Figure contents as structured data
--------

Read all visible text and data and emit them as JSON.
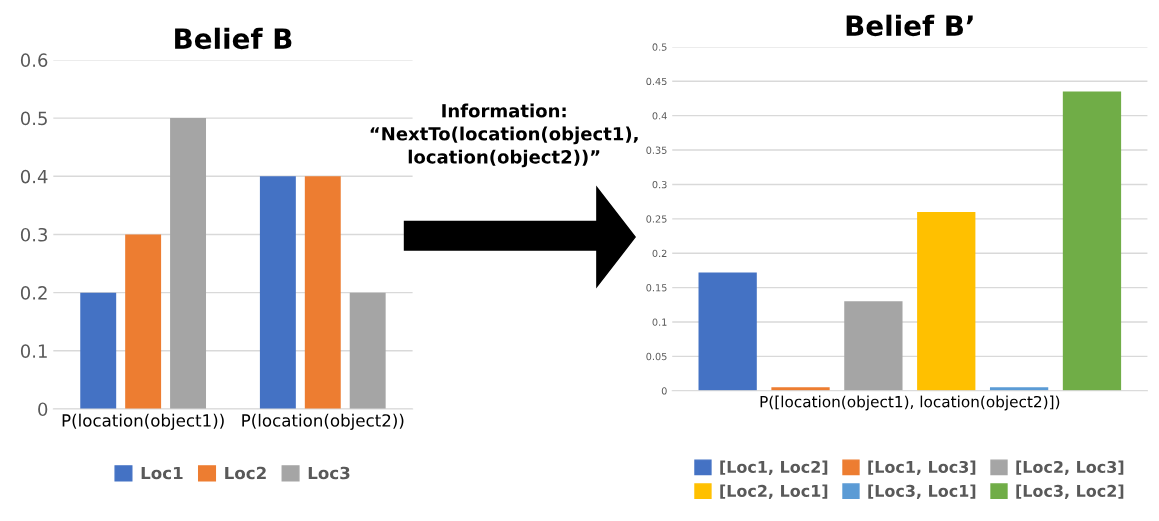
{
  "chart_data": [
    {
      "type": "bar",
      "title": "Belief B",
      "categories": [
        "P(location(object1))",
        "P(location(object2))"
      ],
      "series": [
        {
          "name": "Loc1",
          "color": "#4472c4",
          "values": [
            0.2,
            0.4
          ]
        },
        {
          "name": "Loc2",
          "color": "#ed7d31",
          "values": [
            0.3,
            0.4
          ]
        },
        {
          "name": "Loc3",
          "color": "#a5a5a5",
          "values": [
            0.5,
            0.2
          ]
        }
      ],
      "ylim": [
        0,
        0.6
      ],
      "yticks": [
        0,
        0.1,
        0.2,
        0.3,
        0.4,
        0.5,
        0.6
      ],
      "grid": "y",
      "legend": "bottom",
      "annotations": [
        "Information:\n“NextTo(location(object1),\nlocation(object2))”"
      ]
    },
    {
      "type": "bar",
      "title": "Belief B’",
      "categories": [
        "P([location(object1), location(object2)])"
      ],
      "series": [
        {
          "name": "[Loc1, Loc2]",
          "color": "#4472c4",
          "values": [
            0.172
          ]
        },
        {
          "name": "[Loc1, Loc3]",
          "color": "#ed7d31",
          "values": [
            0.005
          ]
        },
        {
          "name": "[Loc2, Loc3]",
          "color": "#a5a5a5",
          "values": [
            0.13
          ]
        },
        {
          "name": "[Loc2, Loc1]",
          "color": "#ffc000",
          "values": [
            0.26
          ]
        },
        {
          "name": "[Loc3, Loc1]",
          "color": "#5b9bd5",
          "values": [
            0.005
          ]
        },
        {
          "name": "[Loc3, Loc2]",
          "color": "#70ad47",
          "values": [
            0.435
          ]
        }
      ],
      "ylim": [
        0,
        0.5
      ],
      "yticks": [
        0,
        0.05,
        0.1,
        0.15,
        0.2,
        0.25,
        0.3,
        0.35,
        0.4,
        0.45,
        0.5
      ],
      "grid": "y",
      "legend": "bottom"
    }
  ]
}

--------

Leave out the pictures and transcribe the entries above exactly.

▸ Output for this exercise:
Read all visible text and data and emit them as JSON.
{
  "chart_data": [
    {
      "type": "bar",
      "title": "Belief B",
      "categories": [
        "P(location(object1))",
        "P(location(object2))"
      ],
      "series": [
        {
          "name": "Loc1",
          "color": "#4472c4",
          "values": [
            0.2,
            0.4
          ]
        },
        {
          "name": "Loc2",
          "color": "#ed7d31",
          "values": [
            0.3,
            0.4
          ]
        },
        {
          "name": "Loc3",
          "color": "#a5a5a5",
          "values": [
            0.5,
            0.2
          ]
        }
      ],
      "ylim": [
        0,
        0.6
      ],
      "yticks": [
        0,
        0.1,
        0.2,
        0.3,
        0.4,
        0.5,
        0.6
      ],
      "grid": "y",
      "legend": "bottom",
      "annotations": [
        "Information:\n“NextTo(location(object1),\nlocation(object2))”"
      ]
    },
    {
      "type": "bar",
      "title": "Belief B’",
      "categories": [
        "P([location(object1), location(object2)])"
      ],
      "series": [
        {
          "name": "[Loc1, Loc2]",
          "color": "#4472c4",
          "values": [
            0.172
          ]
        },
        {
          "name": "[Loc1, Loc3]",
          "color": "#ed7d31",
          "values": [
            0.005
          ]
        },
        {
          "name": "[Loc2, Loc3]",
          "color": "#a5a5a5",
          "values": [
            0.13
          ]
        },
        {
          "name": "[Loc2, Loc1]",
          "color": "#ffc000",
          "values": [
            0.26
          ]
        },
        {
          "name": "[Loc3, Loc1]",
          "color": "#5b9bd5",
          "values": [
            0.005
          ]
        },
        {
          "name": "[Loc3, Loc2]",
          "color": "#70ad47",
          "values": [
            0.435
          ]
        }
      ],
      "ylim": [
        0,
        0.5
      ],
      "yticks": [
        0,
        0.05,
        0.1,
        0.15,
        0.2,
        0.25,
        0.3,
        0.35,
        0.4,
        0.45,
        0.5
      ],
      "grid": "y",
      "legend": "bottom"
    }
  ]
}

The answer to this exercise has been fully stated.